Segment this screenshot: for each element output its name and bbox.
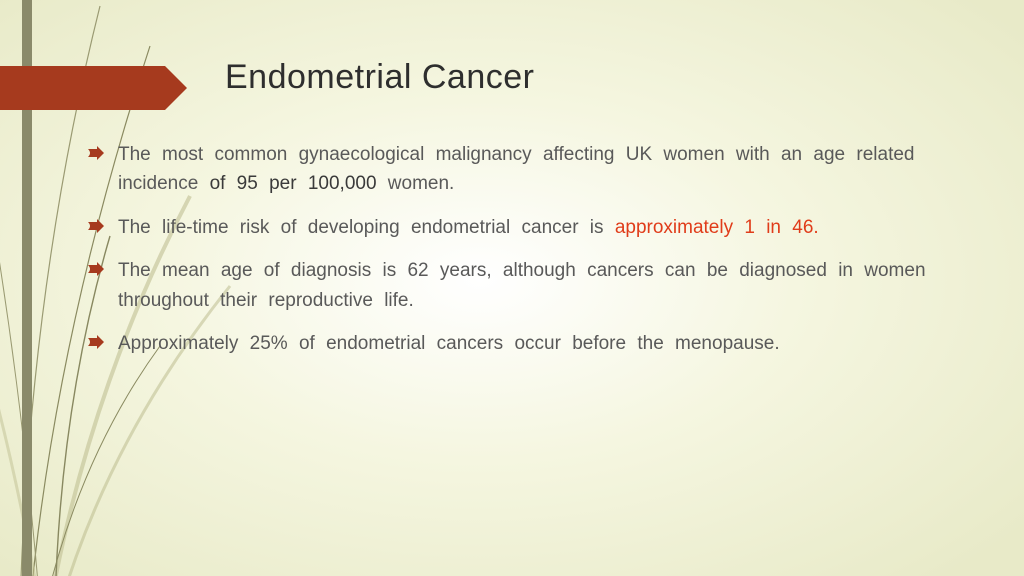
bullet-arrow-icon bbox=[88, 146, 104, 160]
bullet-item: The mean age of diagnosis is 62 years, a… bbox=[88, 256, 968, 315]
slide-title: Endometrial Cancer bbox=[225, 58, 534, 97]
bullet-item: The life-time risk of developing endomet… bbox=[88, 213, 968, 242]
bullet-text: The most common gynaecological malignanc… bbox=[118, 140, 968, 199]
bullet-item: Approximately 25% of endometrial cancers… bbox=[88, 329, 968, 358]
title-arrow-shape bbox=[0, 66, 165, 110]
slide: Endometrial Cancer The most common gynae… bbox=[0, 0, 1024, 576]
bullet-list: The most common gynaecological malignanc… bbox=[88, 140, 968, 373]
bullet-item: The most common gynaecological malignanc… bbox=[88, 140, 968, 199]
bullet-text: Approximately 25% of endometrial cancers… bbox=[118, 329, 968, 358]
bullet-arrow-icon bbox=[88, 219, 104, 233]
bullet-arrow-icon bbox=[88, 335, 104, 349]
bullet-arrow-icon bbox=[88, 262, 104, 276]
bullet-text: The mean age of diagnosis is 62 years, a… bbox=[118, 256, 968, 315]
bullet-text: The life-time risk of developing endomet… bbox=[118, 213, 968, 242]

________________________

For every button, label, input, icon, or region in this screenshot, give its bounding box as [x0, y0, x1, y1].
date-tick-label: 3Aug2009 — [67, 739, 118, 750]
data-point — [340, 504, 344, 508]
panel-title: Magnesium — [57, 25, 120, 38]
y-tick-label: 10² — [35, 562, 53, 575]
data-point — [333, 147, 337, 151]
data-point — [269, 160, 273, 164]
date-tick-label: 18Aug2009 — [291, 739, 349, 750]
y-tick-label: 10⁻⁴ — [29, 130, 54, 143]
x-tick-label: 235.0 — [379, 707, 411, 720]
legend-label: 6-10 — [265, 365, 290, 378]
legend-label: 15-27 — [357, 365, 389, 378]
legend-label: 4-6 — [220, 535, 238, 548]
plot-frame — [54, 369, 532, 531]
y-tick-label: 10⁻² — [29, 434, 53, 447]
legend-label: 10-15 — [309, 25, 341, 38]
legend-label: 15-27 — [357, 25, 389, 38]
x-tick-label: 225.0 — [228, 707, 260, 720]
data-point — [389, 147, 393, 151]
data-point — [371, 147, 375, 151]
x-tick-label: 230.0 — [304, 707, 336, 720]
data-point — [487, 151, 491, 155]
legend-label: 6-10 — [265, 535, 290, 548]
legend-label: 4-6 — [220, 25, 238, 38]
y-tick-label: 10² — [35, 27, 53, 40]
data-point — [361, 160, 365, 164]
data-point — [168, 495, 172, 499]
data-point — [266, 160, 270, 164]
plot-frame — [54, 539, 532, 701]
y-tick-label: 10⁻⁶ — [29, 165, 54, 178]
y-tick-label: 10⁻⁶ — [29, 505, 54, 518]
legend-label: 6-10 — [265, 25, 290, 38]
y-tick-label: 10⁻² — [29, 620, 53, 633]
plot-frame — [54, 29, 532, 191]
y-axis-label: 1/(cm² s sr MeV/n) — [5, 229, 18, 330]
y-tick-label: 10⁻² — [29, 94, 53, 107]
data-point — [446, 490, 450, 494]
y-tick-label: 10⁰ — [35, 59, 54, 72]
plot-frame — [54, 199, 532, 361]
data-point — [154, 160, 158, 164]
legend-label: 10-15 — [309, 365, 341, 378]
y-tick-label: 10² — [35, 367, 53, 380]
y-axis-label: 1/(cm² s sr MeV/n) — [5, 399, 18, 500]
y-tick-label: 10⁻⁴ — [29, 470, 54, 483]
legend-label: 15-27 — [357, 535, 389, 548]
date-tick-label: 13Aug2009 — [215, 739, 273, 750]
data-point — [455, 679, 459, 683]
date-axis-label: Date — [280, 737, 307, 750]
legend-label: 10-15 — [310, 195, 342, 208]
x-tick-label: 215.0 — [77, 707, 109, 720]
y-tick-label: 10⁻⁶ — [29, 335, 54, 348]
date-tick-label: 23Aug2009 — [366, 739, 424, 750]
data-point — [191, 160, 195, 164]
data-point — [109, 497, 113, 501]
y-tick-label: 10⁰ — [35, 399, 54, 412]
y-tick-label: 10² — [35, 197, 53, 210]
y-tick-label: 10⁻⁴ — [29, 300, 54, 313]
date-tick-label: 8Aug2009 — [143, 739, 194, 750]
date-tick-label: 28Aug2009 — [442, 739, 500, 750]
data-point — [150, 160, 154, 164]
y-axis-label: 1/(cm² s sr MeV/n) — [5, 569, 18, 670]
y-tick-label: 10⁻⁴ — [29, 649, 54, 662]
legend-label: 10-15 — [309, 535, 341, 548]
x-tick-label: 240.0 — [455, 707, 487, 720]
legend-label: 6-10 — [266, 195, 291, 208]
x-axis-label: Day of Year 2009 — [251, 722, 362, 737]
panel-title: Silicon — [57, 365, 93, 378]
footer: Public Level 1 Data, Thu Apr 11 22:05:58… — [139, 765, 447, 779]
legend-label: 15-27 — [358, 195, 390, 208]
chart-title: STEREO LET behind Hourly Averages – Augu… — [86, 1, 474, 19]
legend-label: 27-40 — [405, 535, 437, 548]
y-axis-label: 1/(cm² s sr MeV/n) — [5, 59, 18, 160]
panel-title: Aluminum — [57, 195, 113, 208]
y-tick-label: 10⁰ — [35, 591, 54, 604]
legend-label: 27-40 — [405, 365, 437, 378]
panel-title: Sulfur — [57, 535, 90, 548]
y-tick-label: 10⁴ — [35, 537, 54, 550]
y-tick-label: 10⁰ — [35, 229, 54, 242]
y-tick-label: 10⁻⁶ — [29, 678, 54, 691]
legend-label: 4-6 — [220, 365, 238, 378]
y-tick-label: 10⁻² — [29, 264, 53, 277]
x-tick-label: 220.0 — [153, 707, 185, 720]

________________________

STATED TASK ▸ Gather every line in the records above that contains the string "axis".

OUTPUT FOR THIS EXERCISE ▸
y-axis-label: 1/(cm² s sr MeV/n) — [5, 229, 18, 330]
y-axis-label: 1/(cm² s sr MeV/n) — [5, 399, 18, 500]
date-axis-label: Date — [280, 737, 307, 750]
y-axis-label: 1/(cm² s sr MeV/n) — [5, 569, 18, 670]
x-axis-label: Day of Year 2009 — [251, 722, 362, 737]
y-axis-label: 1/(cm² s sr MeV/n) — [5, 59, 18, 160]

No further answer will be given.